##### GIVEN DATA

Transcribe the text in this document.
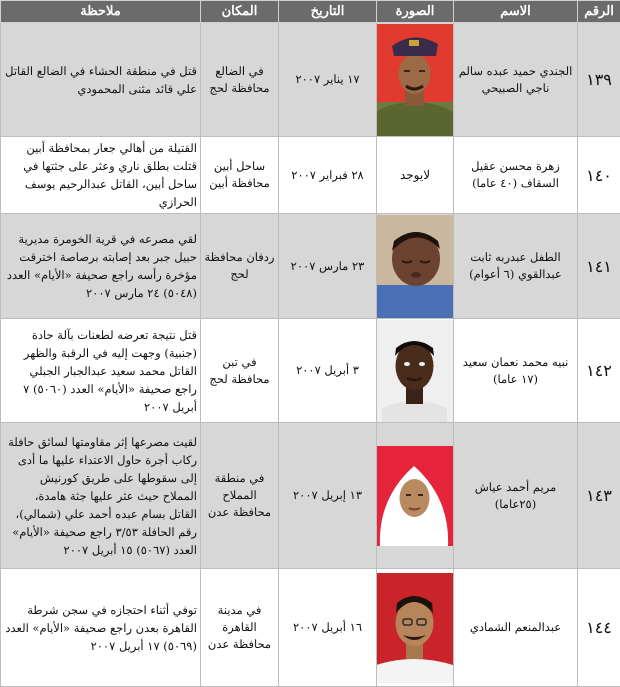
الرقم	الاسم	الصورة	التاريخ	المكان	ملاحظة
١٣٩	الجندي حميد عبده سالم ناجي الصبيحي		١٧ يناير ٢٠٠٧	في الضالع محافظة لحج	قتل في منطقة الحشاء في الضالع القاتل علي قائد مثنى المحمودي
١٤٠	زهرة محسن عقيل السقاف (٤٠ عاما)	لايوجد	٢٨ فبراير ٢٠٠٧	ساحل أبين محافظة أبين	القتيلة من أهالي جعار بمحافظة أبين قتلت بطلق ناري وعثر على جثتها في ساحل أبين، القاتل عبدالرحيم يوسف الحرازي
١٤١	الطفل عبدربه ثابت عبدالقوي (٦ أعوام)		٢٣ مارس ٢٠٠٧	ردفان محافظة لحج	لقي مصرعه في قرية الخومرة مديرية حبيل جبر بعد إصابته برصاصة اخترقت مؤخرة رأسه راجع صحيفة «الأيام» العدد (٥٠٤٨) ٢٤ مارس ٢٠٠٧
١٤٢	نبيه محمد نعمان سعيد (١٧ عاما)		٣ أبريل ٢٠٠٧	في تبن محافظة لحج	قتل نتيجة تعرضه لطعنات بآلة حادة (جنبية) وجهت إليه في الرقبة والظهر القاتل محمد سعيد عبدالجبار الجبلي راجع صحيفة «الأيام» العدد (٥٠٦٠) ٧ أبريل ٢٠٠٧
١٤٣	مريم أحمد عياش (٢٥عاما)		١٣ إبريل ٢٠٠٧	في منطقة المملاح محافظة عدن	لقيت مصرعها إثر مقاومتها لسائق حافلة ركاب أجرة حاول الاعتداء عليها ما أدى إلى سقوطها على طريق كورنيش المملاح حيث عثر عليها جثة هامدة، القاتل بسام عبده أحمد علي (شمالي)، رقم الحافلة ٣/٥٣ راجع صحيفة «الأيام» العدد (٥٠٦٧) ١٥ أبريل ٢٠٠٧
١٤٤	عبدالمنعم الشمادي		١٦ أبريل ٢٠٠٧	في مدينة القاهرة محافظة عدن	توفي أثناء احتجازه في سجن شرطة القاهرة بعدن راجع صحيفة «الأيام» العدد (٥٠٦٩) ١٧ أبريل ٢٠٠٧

##########
##### GIVEN DATA

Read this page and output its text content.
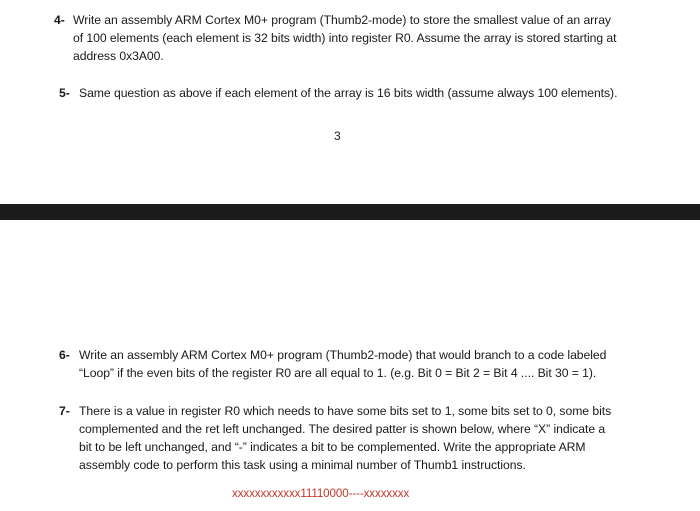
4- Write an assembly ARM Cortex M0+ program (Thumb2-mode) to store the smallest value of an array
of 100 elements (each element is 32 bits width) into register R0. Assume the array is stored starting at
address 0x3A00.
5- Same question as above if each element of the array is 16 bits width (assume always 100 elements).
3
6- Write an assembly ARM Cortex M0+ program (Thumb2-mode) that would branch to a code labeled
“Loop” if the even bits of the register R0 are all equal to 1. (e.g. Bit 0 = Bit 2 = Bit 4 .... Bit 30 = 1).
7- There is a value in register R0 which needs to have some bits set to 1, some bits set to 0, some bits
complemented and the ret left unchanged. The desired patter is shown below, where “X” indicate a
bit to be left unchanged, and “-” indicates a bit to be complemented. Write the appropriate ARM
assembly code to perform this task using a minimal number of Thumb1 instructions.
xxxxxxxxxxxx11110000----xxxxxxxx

##########
##### GIVEN DATA

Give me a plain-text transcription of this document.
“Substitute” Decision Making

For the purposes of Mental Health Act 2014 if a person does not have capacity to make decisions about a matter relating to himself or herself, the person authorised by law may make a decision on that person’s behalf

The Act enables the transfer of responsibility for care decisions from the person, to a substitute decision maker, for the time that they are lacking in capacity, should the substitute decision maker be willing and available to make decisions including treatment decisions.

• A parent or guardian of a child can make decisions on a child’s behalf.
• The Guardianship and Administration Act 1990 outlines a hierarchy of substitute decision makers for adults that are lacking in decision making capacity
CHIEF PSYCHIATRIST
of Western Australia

##########

## GIVEN PROBLEM
What is the number of lines above that contain the string "each"? Answer with the number alone.

## FULL ANSWER
2